Texto do documento ▸

####

Clássicos • 28 Out 2013
Um dos maiores pesadelos dos aficionados do antigomobilismo brasileiro tornou-se realidade em 2009: a preciosa coleção de carros antigos do Museu de Tecnologia da Ulbra, em Canoas, no Rio Grande do Sul, acabou retalhada e levada a leilão.
Um acordo entre a Comunidade Evangélica Luterana São Paulo (Celsp), mantenedora da Ulbra à época, a Fazenda Nacional e a Justiça Federal selou irremediavelmente o destino do fantástico museu gaúcho. Antes mesmo do primeiro leilão, a General Motors já havia recolhido 70 veículos que cedia à Universidade em regime de comodato. Foi o começo do fim.
Sim, as dívidas de mais de R$ 1 bilhão deixadas pela desastrada direção anterior da Universidade tinham de ser pagas. Tributos tinham de ser recolhidos aos cofres públicos. Professores tinham de receber salários. Alunos não podiam ficar sem aulas. Mas o fatiamento do acervo do Museu da Ulbra foi mais uma brutal demonstração do descaso da sociedade brasileira para com um patrimônio de grande valor histórico e cultural.
As jóias sobre rodas que podiam ser democraticamente admiradas por todos estão hoje guardadas a sete chaves em garagens particulares e são desfrutadas por meia dúzia de privilegiados que puderam pagar, por exemplo, R$ 250 mil por um Rolls Royce Limousine 1956 – uma das peças mais vistosas da coleção.
Com um acervo de mais de 270 veículos clássicos construídos a partir de 1904 (sem contar outros tantos em suas oficinas de restauração), instalado em um belíssimo prédio de aço e vidro de 9.346 m2 no campus de Canoas, o Museu da Ulbra chegou a ser considerado por especialistas um dos dez melhores do gênero no mundo. Era, seguramente, o melhor da América Latina. Um patrimônio da indústria automobilística mundial. Não poderia ter sido responsabilizado pela crise que abalou a Universidade. Nem merecia ser esquartejado para pagamento de dívidas. A Universidade e seus antigos gestores possuíam bens imóveis mais valiosos, e o montante apurado com os leilões quitou uma ínfima parcela da dívida.
O Brasil é carente de museus que preservam a história da tecnologia. Com o triste fim do Museu de Tecnologia da Ulbra, ficou ainda mais pobre.
Irineu Guarnier Filho é brasileiro, jornalista especializado em agronegócios e vinhos, e um entusiasta do mundo automóvel. Trabalhou 16 anos num canal de televisão filiado à Rede Globo. Actualmente colabora com algumas publicações brasileiras, como a Plant Project e a Vinho Magazine. Como antigomobilista já escreveu sobre automóveis clássicos para blogues e revistas brasileiras, restaurou e coleccionou automóveis antigos.

####

Dados de previsão de caixas delimitadoras ▸
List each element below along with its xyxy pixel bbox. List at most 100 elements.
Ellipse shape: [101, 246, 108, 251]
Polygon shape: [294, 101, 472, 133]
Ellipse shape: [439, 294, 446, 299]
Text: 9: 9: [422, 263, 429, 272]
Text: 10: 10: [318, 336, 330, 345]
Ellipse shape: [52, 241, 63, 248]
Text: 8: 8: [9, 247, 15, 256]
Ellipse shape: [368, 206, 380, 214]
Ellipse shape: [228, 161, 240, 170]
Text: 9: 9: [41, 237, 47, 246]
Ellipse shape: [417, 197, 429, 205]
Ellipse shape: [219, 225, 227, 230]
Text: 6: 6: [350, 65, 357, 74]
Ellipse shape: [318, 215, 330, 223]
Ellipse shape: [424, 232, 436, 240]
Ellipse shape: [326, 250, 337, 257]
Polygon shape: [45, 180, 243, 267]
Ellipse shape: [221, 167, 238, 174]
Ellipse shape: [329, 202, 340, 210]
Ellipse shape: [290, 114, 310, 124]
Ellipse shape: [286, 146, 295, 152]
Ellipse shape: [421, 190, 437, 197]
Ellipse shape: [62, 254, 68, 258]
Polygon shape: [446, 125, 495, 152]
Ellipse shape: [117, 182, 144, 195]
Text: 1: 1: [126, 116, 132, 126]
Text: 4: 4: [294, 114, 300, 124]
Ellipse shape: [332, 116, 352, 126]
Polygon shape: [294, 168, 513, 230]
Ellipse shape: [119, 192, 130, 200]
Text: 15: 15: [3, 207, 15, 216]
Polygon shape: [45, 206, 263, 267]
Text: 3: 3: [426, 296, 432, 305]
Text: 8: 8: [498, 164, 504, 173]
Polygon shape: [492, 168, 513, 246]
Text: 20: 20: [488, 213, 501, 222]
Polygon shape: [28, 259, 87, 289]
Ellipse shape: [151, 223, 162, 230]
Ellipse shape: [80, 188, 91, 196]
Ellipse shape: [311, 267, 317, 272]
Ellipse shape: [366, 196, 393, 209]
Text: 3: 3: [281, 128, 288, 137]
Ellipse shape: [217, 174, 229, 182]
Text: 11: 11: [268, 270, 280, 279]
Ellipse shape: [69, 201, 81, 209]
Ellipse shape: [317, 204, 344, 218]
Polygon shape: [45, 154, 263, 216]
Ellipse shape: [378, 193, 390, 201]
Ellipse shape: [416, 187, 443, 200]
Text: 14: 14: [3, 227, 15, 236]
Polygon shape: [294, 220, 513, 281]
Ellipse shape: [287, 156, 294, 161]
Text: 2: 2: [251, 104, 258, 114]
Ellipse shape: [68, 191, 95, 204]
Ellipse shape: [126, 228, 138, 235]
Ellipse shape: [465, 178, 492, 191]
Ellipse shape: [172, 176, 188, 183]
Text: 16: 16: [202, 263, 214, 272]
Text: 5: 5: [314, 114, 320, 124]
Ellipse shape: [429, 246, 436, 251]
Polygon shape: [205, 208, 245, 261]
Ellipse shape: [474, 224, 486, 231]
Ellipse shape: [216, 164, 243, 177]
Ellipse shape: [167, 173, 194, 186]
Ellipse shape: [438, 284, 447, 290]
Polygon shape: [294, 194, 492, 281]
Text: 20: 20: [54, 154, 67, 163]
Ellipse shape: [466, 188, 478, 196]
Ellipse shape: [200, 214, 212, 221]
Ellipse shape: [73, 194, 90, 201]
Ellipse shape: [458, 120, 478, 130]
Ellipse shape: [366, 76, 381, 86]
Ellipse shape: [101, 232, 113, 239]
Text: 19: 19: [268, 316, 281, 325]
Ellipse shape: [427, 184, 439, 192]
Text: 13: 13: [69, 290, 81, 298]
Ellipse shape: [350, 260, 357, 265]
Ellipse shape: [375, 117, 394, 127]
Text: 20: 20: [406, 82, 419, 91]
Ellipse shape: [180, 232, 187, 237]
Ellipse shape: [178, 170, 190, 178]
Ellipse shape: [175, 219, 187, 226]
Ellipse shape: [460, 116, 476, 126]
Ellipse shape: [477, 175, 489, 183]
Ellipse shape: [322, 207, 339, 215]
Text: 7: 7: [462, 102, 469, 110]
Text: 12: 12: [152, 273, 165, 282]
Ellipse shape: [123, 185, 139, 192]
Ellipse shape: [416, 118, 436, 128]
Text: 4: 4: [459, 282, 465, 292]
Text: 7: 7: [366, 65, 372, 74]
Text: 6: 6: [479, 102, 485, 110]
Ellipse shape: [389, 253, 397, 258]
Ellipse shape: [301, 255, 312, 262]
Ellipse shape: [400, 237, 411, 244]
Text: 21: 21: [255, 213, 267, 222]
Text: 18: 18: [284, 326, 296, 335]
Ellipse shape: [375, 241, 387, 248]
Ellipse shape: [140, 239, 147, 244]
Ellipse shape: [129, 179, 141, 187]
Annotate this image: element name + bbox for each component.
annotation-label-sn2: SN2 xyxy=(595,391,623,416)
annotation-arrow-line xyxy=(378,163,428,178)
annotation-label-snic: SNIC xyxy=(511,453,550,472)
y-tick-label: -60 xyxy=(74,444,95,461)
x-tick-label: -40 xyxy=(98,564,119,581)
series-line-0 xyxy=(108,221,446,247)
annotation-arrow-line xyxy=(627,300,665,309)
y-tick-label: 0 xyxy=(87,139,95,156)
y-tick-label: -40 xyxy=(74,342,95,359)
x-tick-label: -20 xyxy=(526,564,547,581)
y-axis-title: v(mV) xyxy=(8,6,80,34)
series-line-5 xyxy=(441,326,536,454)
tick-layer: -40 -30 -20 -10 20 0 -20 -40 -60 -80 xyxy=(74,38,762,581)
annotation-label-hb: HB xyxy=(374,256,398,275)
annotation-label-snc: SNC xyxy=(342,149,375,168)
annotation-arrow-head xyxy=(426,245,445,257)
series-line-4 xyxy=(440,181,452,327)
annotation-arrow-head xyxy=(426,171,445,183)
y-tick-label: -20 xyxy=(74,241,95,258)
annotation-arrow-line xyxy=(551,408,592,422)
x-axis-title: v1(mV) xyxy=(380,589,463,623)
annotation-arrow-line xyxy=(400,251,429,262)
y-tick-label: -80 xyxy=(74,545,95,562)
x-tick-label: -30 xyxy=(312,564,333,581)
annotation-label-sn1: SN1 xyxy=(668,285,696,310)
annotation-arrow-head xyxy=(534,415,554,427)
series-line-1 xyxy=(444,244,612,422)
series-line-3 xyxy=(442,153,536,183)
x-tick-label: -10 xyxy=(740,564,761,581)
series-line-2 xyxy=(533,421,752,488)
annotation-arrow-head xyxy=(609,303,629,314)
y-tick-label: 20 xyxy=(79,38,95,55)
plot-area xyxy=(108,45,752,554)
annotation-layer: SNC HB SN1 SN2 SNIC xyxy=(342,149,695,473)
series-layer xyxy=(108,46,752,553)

####

Tarefa ▸ Indique se cada afirmação abaixo está de acordo com o texto sobre o Museu da Ulbra, respondendo sim ou não e citando literalmente as palavras do texto que decidem a questão. 1. A General Motors recolheu 70 veículos antes do primeiro leilão. 2. O valor obtido com os leilões quitou a maior parte da dívida. 3. O acervo do museu incluía veículos construídos a partir de 1904.

Resposta da tarefa ▸
1. Sim: "Antes mesmo do primeiro leilão, a General Motors já havia recolhido 70 veículos que cedia à Universidade em regime de comodato."
2. Não: "o montante apurado com os leilões quitou uma ínfima parcela da dívida."
3. Sim: "Com um acervo de mais de 270 veículos clássicos construídos a partir de 1904"